▸ YOUR TASK: Repeat every record below exactly, leaving out the pictures.

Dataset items
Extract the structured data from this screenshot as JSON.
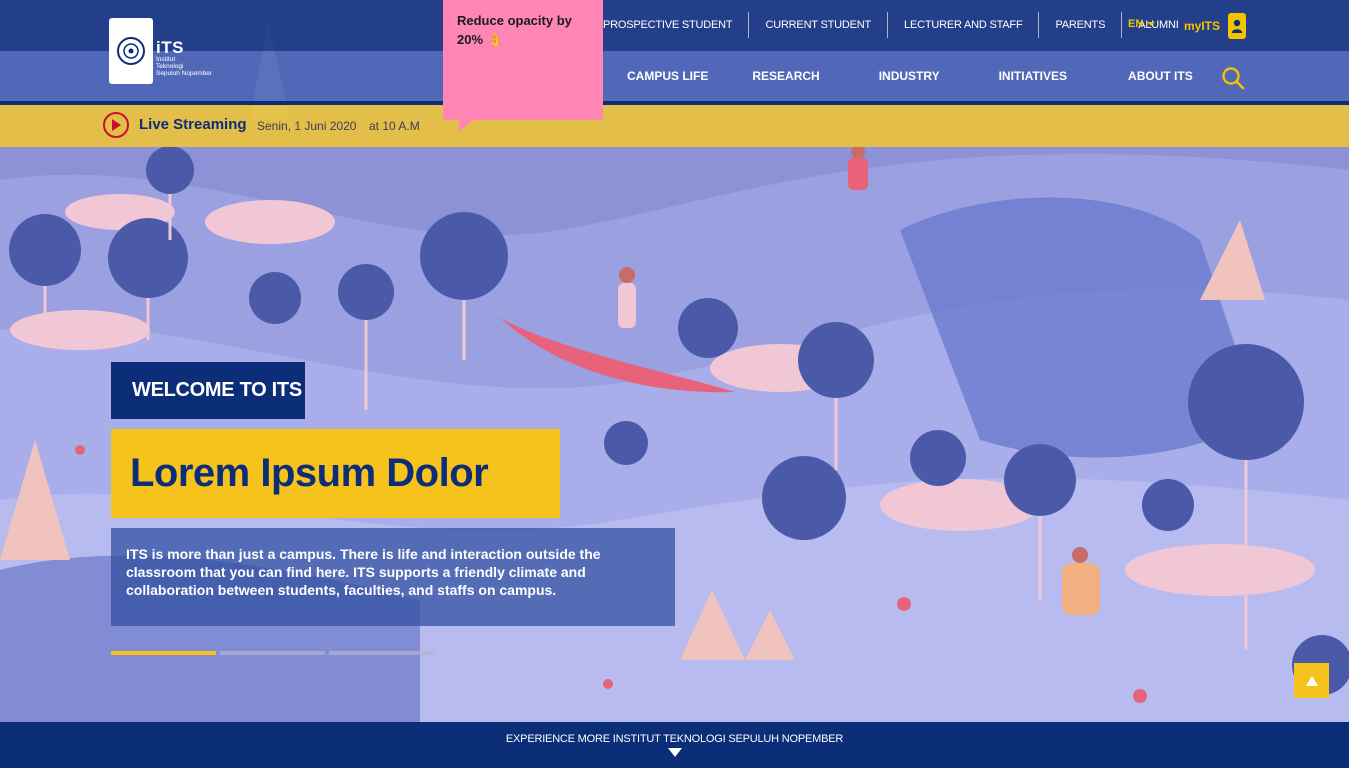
{
  "logo": {
    "title": "iTS",
    "subtitle_lines": [
      "Institut",
      "Teknologi",
      "Sepuluh Nopember"
    ]
  },
  "top_nav": {
    "links": [
      "PROSPECTIVE STUDENT",
      "CURRENT STUDENT",
      "LECTURER AND STAFF",
      "PARENTS",
      "ALUMNI"
    ],
    "language": "EN",
    "account_label": "myITS"
  },
  "main_nav": {
    "links": [
      "CAMPUS LIFE",
      "RESEARCH",
      "INDUSTRY",
      "INITIATIVES",
      "ABOUT ITS"
    ],
    "search_icon": "search-icon"
  },
  "tooltip": {
    "text": "Reduce opacity by 20% 👌"
  },
  "live": {
    "label": "Live Streaming",
    "date": "Senin, 1 Juni 2020",
    "time": "at 10 A.M"
  },
  "hero": {
    "welcome": "WELCOME TO ITS",
    "headline": "Lorem Ipsum Dolor",
    "description": "ITS is more than just a campus. There is life and interaction outside the classroom that you can find here. ITS supports a friendly climate and collaboration between students, faculties, and staffs on campus.",
    "slides": {
      "count": 3,
      "active": 1
    }
  },
  "footer": {
    "text": "EXPERIENCE MORE INSTITUT TEKNOLOGI SEPULUH NOPEMBER"
  },
  "colors": {
    "navy": "#0c2d78",
    "yellow": "#f6c21c",
    "pink_tooltip": "#ff86b4",
    "illustration_lavender": "#8f94d4"
  }
}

▸ REPLY:
Extract the structured data from this screenshot as JSON.
{
  "logo": {
    "title": "iTS",
    "subtitle_lines": [
      "Institut",
      "Teknologi",
      "Sepuluh Nopember"
    ]
  },
  "top_nav": {
    "links": [
      "PROSPECTIVE STUDENT",
      "CURRENT STUDENT",
      "LECTURER AND STAFF",
      "PARENTS",
      "ALUMNI"
    ],
    "language": "EN",
    "account_label": "myITS"
  },
  "main_nav": {
    "links": [
      "CAMPUS LIFE",
      "RESEARCH",
      "INDUSTRY",
      "INITIATIVES",
      "ABOUT ITS"
    ],
    "search_icon": "search-icon"
  },
  "tooltip": {
    "text": "Reduce opacity by 20% 👌"
  },
  "live": {
    "label": "Live Streaming",
    "date": "Senin, 1 Juni 2020",
    "time": "at 10 A.M"
  },
  "hero": {
    "welcome": "WELCOME TO ITS",
    "headline": "Lorem Ipsum Dolor",
    "description": "ITS is more than just a campus. There is life and interaction outside the classroom that you can find here. ITS supports a friendly climate and collaboration between students, faculties, and staffs on campus.",
    "slides": {
      "count": 3,
      "active": 1
    }
  },
  "footer": {
    "text": "EXPERIENCE MORE INSTITUT TEKNOLOGI SEPULUH NOPEMBER"
  },
  "colors": {
    "navy": "#0c2d78",
    "yellow": "#f6c21c",
    "pink_tooltip": "#ff86b4",
    "illustration_lavender": "#8f94d4"
  }
}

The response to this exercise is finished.